• _Task instructions_: Restate the full listing word for word and leave the pictures out.

• _Materials provided_:
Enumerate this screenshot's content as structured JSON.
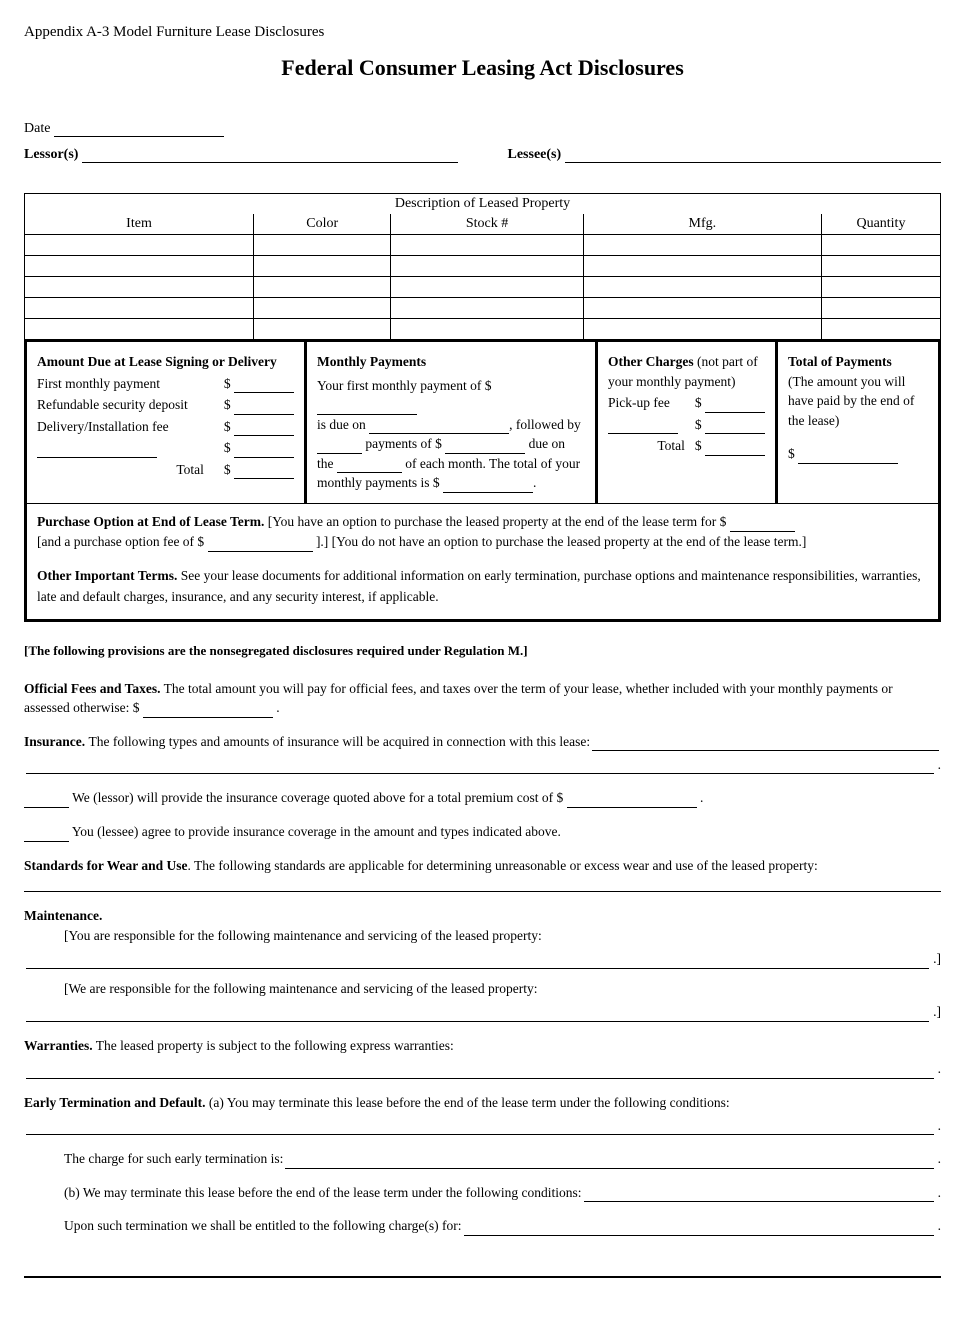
{
  "appendix": "Appendix A-3 Model Furniture Lease Disclosures",
  "title": "Federal Consumer Leasing Act Disclosures",
  "labels": {
    "date": "Date",
    "lessor": "Lessor(s)",
    "lessee": "Lessee(s)"
  },
  "property_table": {
    "title": "Description of Leased Property",
    "columns": [
      "Item",
      "Color",
      "Stock #",
      "Mfg.",
      "Quantity"
    ],
    "col_widths": [
      "25%",
      "15%",
      "21%",
      "26%",
      "13%"
    ],
    "row_count": 5
  },
  "seg": {
    "amount_due": {
      "head": "Amount Due at Lease Signing or Delivery",
      "rows": [
        "First monthly payment",
        "Refundable security deposit",
        "Delivery/Installation fee",
        ""
      ],
      "total": "Total"
    },
    "monthly": {
      "head": "Monthly Payments",
      "t1": "Your first monthly payment of $",
      "t2": "is due on",
      "t3": ", followed by",
      "t4": "payments of $",
      "t5": "due on",
      "t6": "the",
      "t7": "of each month. The total of your",
      "t8": "monthly payments is $",
      "t9": "."
    },
    "other": {
      "head1": "Other Charges",
      "head2": "(not part of your monthly payment)",
      "row1": "Pick-up fee",
      "total": "Total"
    },
    "total": {
      "head": "Total of Payments",
      "sub": "(The amount you will have paid by the end of the lease)"
    },
    "purchase": {
      "b": "Purchase Option at End of Lease Term.",
      "t1": "[You have an option to purchase the leased property at the end of the lease term for $",
      "t2": "[and a purchase option fee of $",
      "t3": "].] [You do not have an option to purchase the leased property at the end of the lease term.]"
    },
    "other_terms": {
      "b": "Other Important Terms.",
      "t": "See your lease documents for additional information on early termination, purchase options and maintenance responsibilities, warranties, late and default charges, insurance, and any security interest, if applicable."
    }
  },
  "nonseg": {
    "note": "[The following provisions are the nonsegregated disclosures required under Regulation M.]",
    "fees": {
      "b": "Official Fees and Taxes.",
      "t": "The total amount you will pay for official fees, and taxes over the term of your lease, whether included with your monthly payments or assessed otherwise:  $",
      "p": "."
    },
    "insurance": {
      "b": "Insurance.",
      "t": "The following types and amounts of insurance will be acquired in connection with this lease:",
      "lessor": "We (lessor) will provide the insurance coverage quoted above for a total premium cost of $",
      "lessee": "You (lessee) agree to provide insurance coverage in the amount and types indicated above."
    },
    "wear": {
      "b": "Standards for Wear and Use",
      "t": ". The following standards are applicable for determining unreasonable or excess wear and use of the leased property:"
    },
    "maint": {
      "b": "Maintenance.",
      "you": "[You are responsible for the following maintenance and servicing of the leased property:",
      "we": "[We are responsible for the following maintenance and servicing of the leased property:"
    },
    "warr": {
      "b": "Warranties.",
      "t": "The leased property is subject to the following express warranties:"
    },
    "term": {
      "b": "Early Termination and Default.",
      "a": "(a) You may terminate this lease before the end of the lease term under the following conditions:",
      "charge": "The charge for such early termination is:",
      "b2": "(b) We may terminate this lease before the end of the lease term under the following conditions:",
      "upon": "Upon such termination we shall be entitled to the following charge(s) for:"
    }
  }
}
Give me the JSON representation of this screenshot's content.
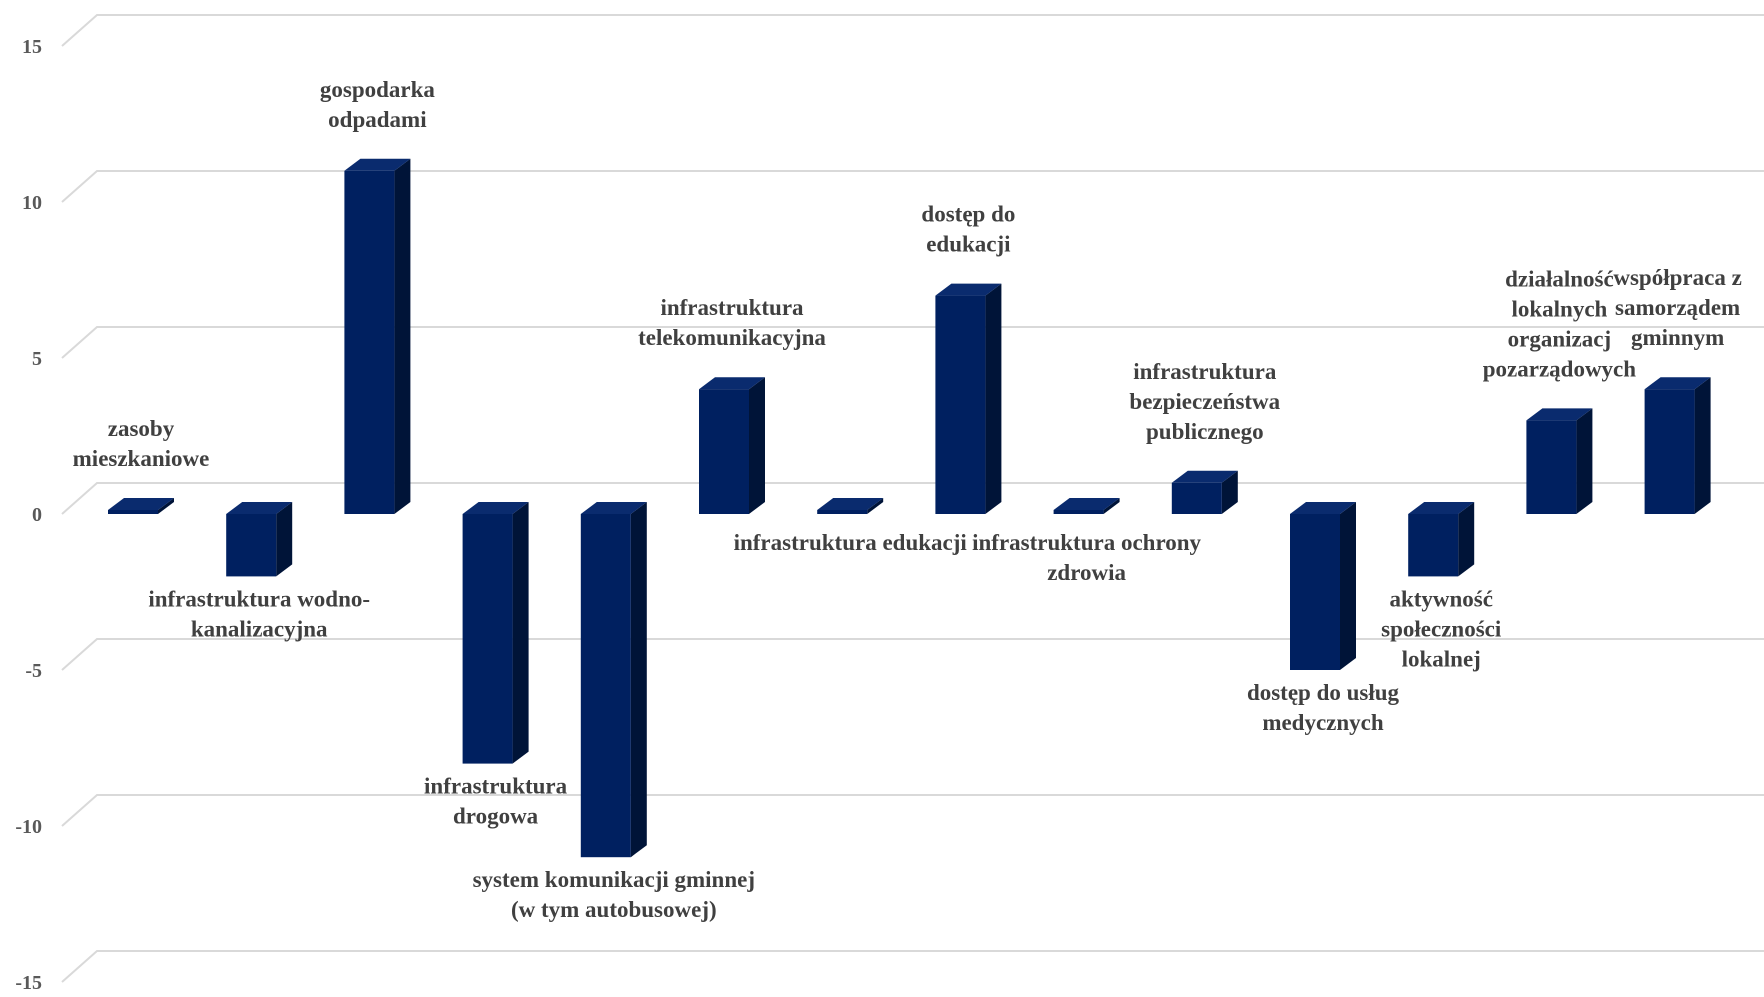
{
  "chart_data": {
    "type": "bar",
    "title": "",
    "xlabel": "",
    "ylabel": "",
    "ylim": [
      -15,
      15
    ],
    "yticks": [
      15,
      10,
      5,
      0,
      -5,
      -10,
      -15
    ],
    "grid": true,
    "bar_color": "#002060",
    "bar_side_color": "#001438",
    "bar_top_color": "#0a2b6e",
    "categories": [
      [
        "zasoby",
        "mieszkaniowe"
      ],
      [
        "infrastruktura wodno-",
        "kanalizacyjna"
      ],
      [
        "gospodarka",
        "odpadami"
      ],
      [
        "infrastruktura",
        "drogowa"
      ],
      [
        "system komunikacji gminnej",
        "(w tym autobusowej)"
      ],
      [
        "infrastruktura",
        "telekomunikacyjna"
      ],
      [
        "infrastruktura edukacji"
      ],
      [
        "dostęp do",
        "edukacji"
      ],
      [
        "infrastruktura ochrony",
        "zdrowia"
      ],
      [
        "infrastruktura",
        "bezpieczeństwa",
        "publicznego"
      ],
      [
        "dostęp do usług",
        "medycznych"
      ],
      [
        "aktywność",
        "społeczności",
        "lokalnej"
      ],
      [
        "działalność",
        "lokalnych",
        "organizacj",
        "pozarządowych"
      ],
      [
        "współpraca z",
        "samorządem",
        "gminnym"
      ]
    ],
    "values": [
      0,
      -2,
      11,
      -8,
      -11,
      4,
      0,
      7,
      0,
      1,
      -5,
      -2,
      3,
      4
    ]
  }
}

• _Answer_:
Enumerate this screenshot's content as structured JSON.
{
  "appendix": "Appendix A-3 Model Furniture Lease Disclosures",
  "title": "Federal Consumer Leasing Act Disclosures",
  "labels": {
    "date": "Date",
    "lessor": "Lessor(s)",
    "lessee": "Lessee(s)"
  },
  "property_table": {
    "title": "Description of Leased Property",
    "columns": [
      "Item",
      "Color",
      "Stock #",
      "Mfg.",
      "Quantity"
    ],
    "col_widths": [
      "25%",
      "15%",
      "21%",
      "26%",
      "13%"
    ],
    "row_count": 5
  },
  "seg": {
    "amount_due": {
      "head": "Amount Due at Lease Signing or Delivery",
      "rows": [
        "First monthly payment",
        "Refundable security deposit",
        "Delivery/Installation fee",
        ""
      ],
      "total": "Total"
    },
    "monthly": {
      "head": "Monthly Payments",
      "t1": "Your first monthly payment of $",
      "t2": "is due on",
      "t3": ", followed by",
      "t4": "payments of $",
      "t5": "due on",
      "t6": "the",
      "t7": "of each month. The total of your",
      "t8": "monthly payments is $",
      "t9": "."
    },
    "other": {
      "head1": "Other Charges",
      "head2": "(not part of your monthly payment)",
      "row1": "Pick-up fee",
      "total": "Total"
    },
    "total": {
      "head": "Total of Payments",
      "sub": "(The amount you will have paid by the end of the lease)"
    },
    "purchase": {
      "b": "Purchase Option at End of Lease Term.",
      "t1": "[You have an option to purchase the leased property at the end of the lease term for $",
      "t2": "[and a purchase option fee of $",
      "t3": "].] [You do not have an option to purchase the leased property at the end of the lease term.]"
    },
    "other_terms": {
      "b": "Other Important Terms.",
      "t": "See your lease documents for additional information on early termination, purchase options and maintenance responsibilities, warranties, late and default charges, insurance, and any security interest, if applicable."
    }
  },
  "nonseg": {
    "note": "[The following provisions are the nonsegregated disclosures required under Regulation M.]",
    "fees": {
      "b": "Official Fees and Taxes.",
      "t": "The total amount you will pay for official fees, and taxes over the term of your lease, whether included with your monthly payments or assessed otherwise:  $",
      "p": "."
    },
    "insurance": {
      "b": "Insurance.",
      "t": "The following types and amounts of insurance will be acquired in connection with this lease:",
      "lessor": "We (lessor) will provide the insurance coverage quoted above for a total premium cost of $",
      "lessee": "You (lessee) agree to provide insurance coverage in the amount and types indicated above."
    },
    "wear": {
      "b": "Standards for Wear and Use",
      "t": ". The following standards are applicable for determining unreasonable or excess wear and use of the leased property:"
    },
    "maint": {
      "b": "Maintenance.",
      "you": "[You are responsible for the following maintenance and servicing of the leased property:",
      "we": "[We are responsible for the following maintenance and servicing of the leased property:"
    },
    "warr": {
      "b": "Warranties.",
      "t": "The leased property is subject to the following express warranties:"
    },
    "term": {
      "b": "Early Termination and Default.",
      "a": "(a) You may terminate this lease before the end of the lease term under the following conditions:",
      "charge": "The charge for such early termination is:",
      "b2": "(b) We may terminate this lease before the end of the lease term under the following conditions:",
      "upon": "Upon such termination we shall be entitled to the following charge(s) for:"
    }
  }
}
Give me the JSON representation of this screenshot's content.
{
  "chart_data": {
    "type": "bar",
    "title": "",
    "xlabel": "",
    "ylabel": "",
    "ylim": [
      -15,
      15
    ],
    "yticks": [
      15,
      10,
      5,
      0,
      -5,
      -10,
      -15
    ],
    "grid": true,
    "bar_color": "#002060",
    "bar_side_color": "#001438",
    "bar_top_color": "#0a2b6e",
    "categories": [
      [
        "zasoby",
        "mieszkaniowe"
      ],
      [
        "infrastruktura wodno-",
        "kanalizacyjna"
      ],
      [
        "gospodarka",
        "odpadami"
      ],
      [
        "infrastruktura",
        "drogowa"
      ],
      [
        "system komunikacji gminnej",
        "(w tym autobusowej)"
      ],
      [
        "infrastruktura",
        "telekomunikacyjna"
      ],
      [
        "infrastruktura edukacji"
      ],
      [
        "dostęp do",
        "edukacji"
      ],
      [
        "infrastruktura ochrony",
        "zdrowia"
      ],
      [
        "infrastruktura",
        "bezpieczeństwa",
        "publicznego"
      ],
      [
        "dostęp do usług",
        "medycznych"
      ],
      [
        "aktywność",
        "społeczności",
        "lokalnej"
      ],
      [
        "działalność",
        "lokalnych",
        "organizacj",
        "pozarządowych"
      ],
      [
        "współpraca z",
        "samorządem",
        "gminnym"
      ]
    ],
    "values": [
      0,
      -2,
      11,
      -8,
      -11,
      4,
      0,
      7,
      0,
      1,
      -5,
      -2,
      3,
      4
    ]
  }
}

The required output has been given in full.